■ INSTRUCTIONS TO FOLLOW: Could you render every line of the material below as a numbered list, leaving out any blank lines?

++++ RECORDS FOR THIS EXERCISE ++++

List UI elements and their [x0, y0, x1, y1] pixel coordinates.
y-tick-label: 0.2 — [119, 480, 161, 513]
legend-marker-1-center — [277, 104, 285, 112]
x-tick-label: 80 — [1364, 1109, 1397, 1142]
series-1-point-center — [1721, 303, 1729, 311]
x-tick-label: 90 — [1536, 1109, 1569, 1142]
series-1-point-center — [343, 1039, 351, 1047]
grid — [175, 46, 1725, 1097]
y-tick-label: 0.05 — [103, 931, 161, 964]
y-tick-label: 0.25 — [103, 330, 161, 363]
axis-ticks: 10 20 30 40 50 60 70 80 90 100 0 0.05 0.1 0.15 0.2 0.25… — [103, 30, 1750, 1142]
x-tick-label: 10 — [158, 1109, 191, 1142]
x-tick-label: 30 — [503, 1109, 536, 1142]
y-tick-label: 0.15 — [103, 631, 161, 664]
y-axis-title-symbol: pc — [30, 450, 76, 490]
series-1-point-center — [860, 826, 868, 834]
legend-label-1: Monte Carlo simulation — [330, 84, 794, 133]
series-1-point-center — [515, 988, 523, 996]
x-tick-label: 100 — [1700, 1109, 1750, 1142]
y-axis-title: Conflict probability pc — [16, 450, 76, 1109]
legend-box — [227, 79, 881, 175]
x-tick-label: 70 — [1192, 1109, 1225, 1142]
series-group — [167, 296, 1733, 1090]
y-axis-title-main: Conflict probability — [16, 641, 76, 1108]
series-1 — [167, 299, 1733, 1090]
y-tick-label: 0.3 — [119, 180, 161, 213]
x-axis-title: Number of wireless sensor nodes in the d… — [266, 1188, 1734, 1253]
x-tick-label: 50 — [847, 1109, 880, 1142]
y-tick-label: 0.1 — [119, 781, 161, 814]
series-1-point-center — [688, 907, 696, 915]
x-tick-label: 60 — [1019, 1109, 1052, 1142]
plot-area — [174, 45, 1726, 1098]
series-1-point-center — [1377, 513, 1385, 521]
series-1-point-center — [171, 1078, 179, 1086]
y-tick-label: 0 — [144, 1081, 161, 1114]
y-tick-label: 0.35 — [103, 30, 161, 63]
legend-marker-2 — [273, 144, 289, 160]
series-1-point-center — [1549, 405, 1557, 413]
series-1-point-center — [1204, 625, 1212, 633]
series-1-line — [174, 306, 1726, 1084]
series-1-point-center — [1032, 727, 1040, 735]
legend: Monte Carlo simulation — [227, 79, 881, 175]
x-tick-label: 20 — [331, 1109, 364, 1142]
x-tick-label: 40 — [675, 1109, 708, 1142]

++++

■ EXERCISE ANSWER:
1. List UI elements and their [x0, y0, x1, y1] pixel coordinates.
2. y-tick-label: 0.2 — [119, 480, 161, 513]
3. legend-marker-1-center — [277, 104, 285, 112]
4. x-tick-label: 80 — [1364, 1109, 1397, 1142]
5. series-1-point-center — [1721, 303, 1729, 311]
6. x-tick-label: 90 — [1536, 1109, 1569, 1142]
7. series-1-point-center — [343, 1039, 351, 1047]
8. grid — [175, 46, 1725, 1097]
9. y-tick-label: 0.05 — [103, 931, 161, 964]
10. y-tick-label: 0.25 — [103, 330, 161, 363]
11. axis-ticks: 10 20 30 40 50 60 70 80 90 100 0 0.05 0.1 0.15 0.2 0.25… — [103, 30, 1750, 1142]
12. x-tick-label: 10 — [158, 1109, 191, 1142]
13. x-tick-label: 30 — [503, 1109, 536, 1142]
14. y-tick-label: 0.15 — [103, 631, 161, 664]
15. y-axis-title-symbol: pc — [30, 450, 76, 490]
16. series-1-point-center — [860, 826, 868, 834]
17. legend-label-1: Monte Carlo simulation — [330, 84, 794, 133]
18. series-1-point-center — [515, 988, 523, 996]
19. x-tick-label: 100 — [1700, 1109, 1750, 1142]
20. y-axis-title: Conflict probability pc — [16, 450, 76, 1109]
21. legend-box — [227, 79, 881, 175]
22. x-tick-label: 70 — [1192, 1109, 1225, 1142]
23. series-group — [167, 296, 1733, 1090]
24. y-axis-title-main: Conflict probability — [16, 641, 76, 1108]
25. series-1 — [167, 299, 1733, 1090]
26. y-tick-label: 0.3 — [119, 180, 161, 213]
27. x-axis-title: Number of wireless sensor nodes in the d… — [266, 1188, 1734, 1253]
28. x-tick-label: 50 — [847, 1109, 880, 1142]
29. y-tick-label: 0.1 — [119, 781, 161, 814]
30. series-1-point-center — [688, 907, 696, 915]
31. x-tick-label: 60 — [1019, 1109, 1052, 1142]
32. plot-area — [174, 45, 1726, 1098]
33. series-1-point-center — [1377, 513, 1385, 521]
34. series-1-point-center — [171, 1078, 179, 1086]
35. y-tick-label: 0 — [144, 1081, 161, 1114]
36. y-tick-label: 0.35 — [103, 30, 161, 63]
37. legend-marker-2 — [273, 144, 289, 160]
38. series-1-point-center — [1549, 405, 1557, 413]
39. series-1-point-center — [1204, 625, 1212, 633]
40. series-1-line — [174, 306, 1726, 1084]
41. series-1-point-center — [1032, 727, 1040, 735]
42. legend: Monte Carlo simulation — [227, 79, 881, 175]
43. x-tick-label: 20 — [331, 1109, 364, 1142]
44. x-tick-label: 40 — [675, 1109, 708, 1142]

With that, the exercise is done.